### Task directions
Check each line of the listing, and copy it if it contains the word "data".

## BEGIN

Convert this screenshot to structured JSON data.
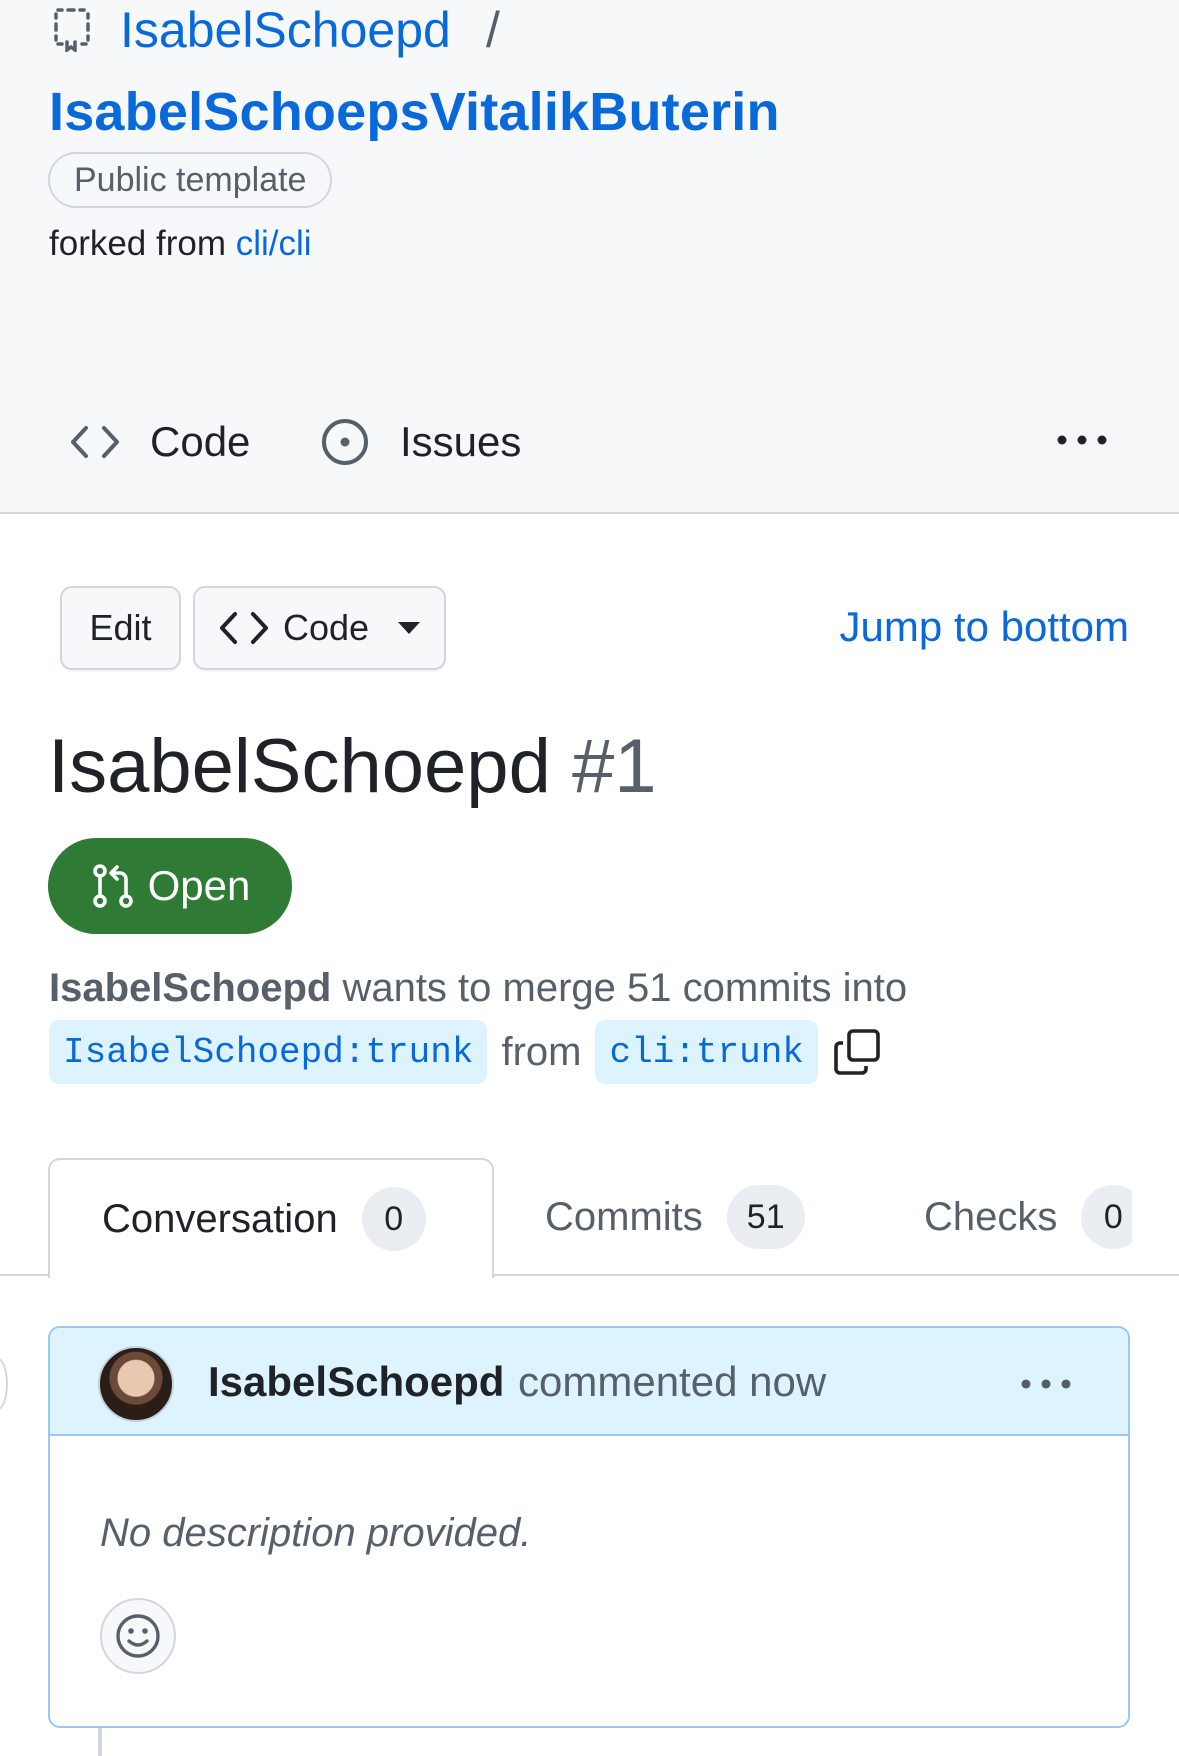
{
  "repo": {
    "owner": "IsabelSchoepd",
    "separator": "/",
    "name": "IsabelSchoepsVitalikButerin",
    "visibility_badge": "Public template",
    "forked_prefix": "forked from",
    "forked_source": "cli/cli",
    "icon": "repo-template-icon"
  },
  "nav": {
    "items": [
      {
        "label": "Code",
        "icon": "code-icon"
      },
      {
        "label": "Issues",
        "icon": "issue-opened-icon"
      }
    ],
    "more_icon": "kebab-horizontal-icon"
  },
  "toolbar": {
    "edit_label": "Edit",
    "code_label": "Code",
    "jump_label": "Jump to bottom"
  },
  "pr": {
    "title": "IsabelSchoepd",
    "number": "#1",
    "state": "Open",
    "state_color": "#2f7a35",
    "author": "IsabelSchoepd",
    "merge_text": "wants to merge 51 commits into",
    "base_ref": "IsabelSchoepd:trunk",
    "from_word": "from",
    "head_ref": "cli:trunk"
  },
  "tabs": [
    {
      "label": "Conversation",
      "count": "0",
      "selected": true
    },
    {
      "label": "Commits",
      "count": "51",
      "selected": false
    },
    {
      "label": "Checks",
      "count": "0",
      "selected": false
    }
  ],
  "comment": {
    "author": "IsabelSchoepd",
    "meta": "commented now",
    "body": "No description provided.",
    "reaction_icon": "smiley-icon"
  },
  "colors": {
    "link": "#0969da",
    "open_green": "#2f7a35",
    "comment_header_bg": "#ddf4ff"
  }
}
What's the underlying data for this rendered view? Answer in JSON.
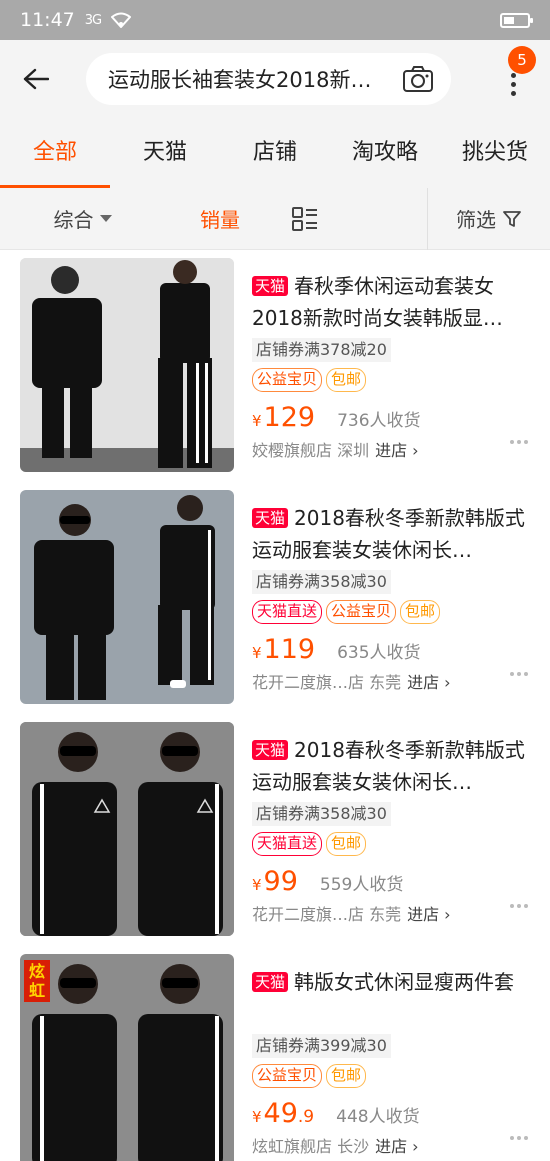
{
  "status_bar": {
    "time": "11:47",
    "signal": "3G",
    "battery_level": 0.45
  },
  "search": {
    "query": "运动服长袖套装女2018新…",
    "badge_count": "5"
  },
  "tabs": [
    {
      "label": "全部",
      "active": true
    },
    {
      "label": "天猫",
      "active": false
    },
    {
      "label": "店铺",
      "active": false
    },
    {
      "label": "淘攻略",
      "active": false
    },
    {
      "label": "挑尖货",
      "active": false
    }
  ],
  "sort": {
    "general": "综合",
    "sales": "销量",
    "filter": "筛选"
  },
  "products": [
    {
      "tm_tag": "天猫",
      "title": "春秋季休闲运动套装女2018新款时尚女装韩版显…",
      "coupon": "店铺券满378减20",
      "tags": [
        "公益宝贝",
        "包邮"
      ],
      "yen": "¥",
      "price": "129",
      "price_dec": "",
      "sold": "736人收货",
      "shop": "姣樱旗舰店 深圳",
      "enter": "进店 ›"
    },
    {
      "tm_tag": "天猫",
      "title": "2018春秋冬季新款韩版式运动服套装女装休闲长…",
      "coupon": "店铺券满358减30",
      "tags": [
        "天猫直送",
        "公益宝贝",
        "包邮"
      ],
      "yen": "¥",
      "price": "119",
      "price_dec": "",
      "sold": "635人收货",
      "shop": "花开二度旗…店 东莞",
      "enter": "进店 ›"
    },
    {
      "tm_tag": "天猫",
      "title": "2018春秋冬季新款韩版式运动服套装女装休闲长…",
      "coupon": "店铺券满358减30",
      "tags": [
        "天猫直送",
        "包邮"
      ],
      "yen": "¥",
      "price": "99",
      "price_dec": "",
      "sold": "559人收货",
      "shop": "花开二度旗…店 东莞",
      "enter": "进店 ›"
    },
    {
      "tm_tag": "天猫",
      "title": "韩版女式休闲显瘦两件套",
      "coupon": "店铺券满399减30",
      "tags": [
        "公益宝贝",
        "包邮"
      ],
      "yen": "¥",
      "price": "49",
      "price_dec": ".9",
      "sold": "448人收货",
      "shop": "炫虹旗舰店 长沙",
      "enter": "进店 ›",
      "brand_mark": "炫虹"
    }
  ]
}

## END

### Answer for this exercise
Convert this screenshot to structured JSON data.
What's the underlying data for this rendered view? Answer in JSON.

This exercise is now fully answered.